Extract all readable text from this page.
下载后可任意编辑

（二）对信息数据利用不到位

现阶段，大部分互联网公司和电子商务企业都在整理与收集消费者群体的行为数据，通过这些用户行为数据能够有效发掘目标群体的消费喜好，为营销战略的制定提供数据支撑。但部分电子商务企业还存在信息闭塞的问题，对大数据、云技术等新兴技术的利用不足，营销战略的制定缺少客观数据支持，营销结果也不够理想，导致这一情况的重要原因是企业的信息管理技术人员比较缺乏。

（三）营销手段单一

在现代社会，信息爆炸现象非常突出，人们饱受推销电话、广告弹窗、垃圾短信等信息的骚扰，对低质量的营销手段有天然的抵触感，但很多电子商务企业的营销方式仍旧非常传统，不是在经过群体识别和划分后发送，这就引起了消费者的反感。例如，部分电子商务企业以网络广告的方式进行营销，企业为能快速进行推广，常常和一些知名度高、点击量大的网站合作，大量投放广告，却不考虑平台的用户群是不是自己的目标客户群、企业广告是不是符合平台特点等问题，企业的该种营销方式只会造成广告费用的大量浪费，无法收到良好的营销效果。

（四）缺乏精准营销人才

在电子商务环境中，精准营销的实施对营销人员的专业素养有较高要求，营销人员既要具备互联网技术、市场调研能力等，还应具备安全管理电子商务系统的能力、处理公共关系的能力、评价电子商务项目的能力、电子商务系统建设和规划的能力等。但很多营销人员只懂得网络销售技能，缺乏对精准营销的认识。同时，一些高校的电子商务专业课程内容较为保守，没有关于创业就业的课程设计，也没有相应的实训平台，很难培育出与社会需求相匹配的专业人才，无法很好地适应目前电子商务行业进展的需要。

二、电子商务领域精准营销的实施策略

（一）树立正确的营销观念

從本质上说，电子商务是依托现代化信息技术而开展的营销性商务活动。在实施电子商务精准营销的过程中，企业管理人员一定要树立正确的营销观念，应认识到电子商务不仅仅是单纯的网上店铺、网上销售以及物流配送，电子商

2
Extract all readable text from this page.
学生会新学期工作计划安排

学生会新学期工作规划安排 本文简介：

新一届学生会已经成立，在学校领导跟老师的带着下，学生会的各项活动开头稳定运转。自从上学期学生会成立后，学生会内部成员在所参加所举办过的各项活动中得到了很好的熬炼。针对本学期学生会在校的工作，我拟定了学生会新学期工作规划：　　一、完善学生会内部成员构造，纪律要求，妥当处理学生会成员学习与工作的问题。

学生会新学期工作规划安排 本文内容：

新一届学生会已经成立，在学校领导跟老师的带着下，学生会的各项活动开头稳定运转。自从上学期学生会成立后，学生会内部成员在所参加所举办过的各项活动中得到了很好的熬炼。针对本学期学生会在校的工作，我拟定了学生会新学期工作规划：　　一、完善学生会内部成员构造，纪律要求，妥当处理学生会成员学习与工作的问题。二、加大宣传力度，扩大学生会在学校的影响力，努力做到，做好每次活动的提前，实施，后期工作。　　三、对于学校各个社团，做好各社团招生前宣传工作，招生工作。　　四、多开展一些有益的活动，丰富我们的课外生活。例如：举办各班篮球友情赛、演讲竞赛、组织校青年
==========
§ **SET EXERCISE**
Word for word, write out all of the data above.

§ **REPLY**
Extract all readable text from this page.
下载后可任意编辑

（二）对信息数据利用不到位

现阶段，大部分互联网公司和电子商务企业都在整理与收集消费者群体的行为数据，通过这些用户行为数据能够有效发掘目标群体的消费喜好，为营销战略的制定提供数据支撑。但部分电子商务企业还存在信息闭塞的问题，对大数据、云技术等新兴技术的利用不足，营销战略的制定缺少客观数据支持，营销结果也不够理想，导致这一情况的重要原因是企业的信息管理技术人员比较缺乏。

（三）营销手段单一

在现代社会，信息爆炸现象非常突出，人们饱受推销电话、广告弹窗、垃圾短信等信息的骚扰，对低质量的营销手段有天然的抵触感，但很多电子商务企业的营销方式仍旧非常传统，不是在经过群体识别和划分后发送，这就引起了消费者的反感。例如，部分电子商务企业以网络广告的方式进行营销，企业为能快速进行推广，常常和一些知名度高、点击量大的网站合作，大量投放广告，却不考虑平台的用户群是不是自己的目标客户群、企业广告是不是符合平台特点等问题，企业的该种营销方式只会造成广告费用的大量浪费，无法收到良好的营销效果。

（四）缺乏精准营销人才

在电子商务环境中，精准营销的实施对营销人员的专业素养有较高要求，营销人员既要具备互联网技术、市场调研能力等，还应具备安全管理电子商务系统的能力、处理公共关系的能力、评价电子商务项目的能力、电子商务系统建设和规划的能力等。但很多营销人员只懂得网络销售技能，缺乏对精准营销的认识。同时，一些高校的电子商务专业课程内容较为保守，没有关于创业就业的课程设计，也没有相应的实训平台，很难培育出与社会需求相匹配的专业人才，无法很好地适应目前电子商务行业进展的需要。

二、电子商务领域精准营销的实施策略

（一）树立正确的营销观念

從本质上说，电子商务是依托现代化信息技术而开展的营销性商务活动。在实施电子商务精准营销的过程中，企业管理人员一定要树立正确的营销观念，应认识到电子商务不仅仅是单纯的网上店铺、网上销售以及物流配送，电子商

2
Extract all readable text from this page.
学生会新学期工作计划安排

学生会新学期工作规划安排 本文简介：

新一届学生会已经成立，在学校领导跟老师的带着下，学生会的各项活动开头稳定运转。自从上学期学生会成立后，学生会内部成员在所参加所举办过的各项活动中得到了很好的熬炼。针对本学期学生会在校的工作，我拟定了学生会新学期工作规划：　　一、完善学生会内部成员构造，纪律要求，妥当处理学生会成员学习与工作的问题。

学生会新学期工作规划安排 本文内容：

新一届学生会已经成立，在学校领导跟老师的带着下，学生会的各项活动开头稳定运转。自从上学期学生会成立后，学生会内部成员在所参加所举办过的各项活动中得到了很好的熬炼。针对本学期学生会在校的工作，我拟定了学生会新学期工作规划：　　一、完善学生会内部成员构造，纪律要求，妥当处理学生会成员学习与工作的问题。二、加大宣传力度，扩大学生会在学校的影响力，努力做到，做好每次活动的提前，实施，后期工作。　　三、对于学校各个社团，做好各社团招生前宣传工作，招生工作。　　四、多开展一些有益的活动，丰富我们的课外生活。例如：举办各班篮球友情赛、演讲竞赛、组织校青年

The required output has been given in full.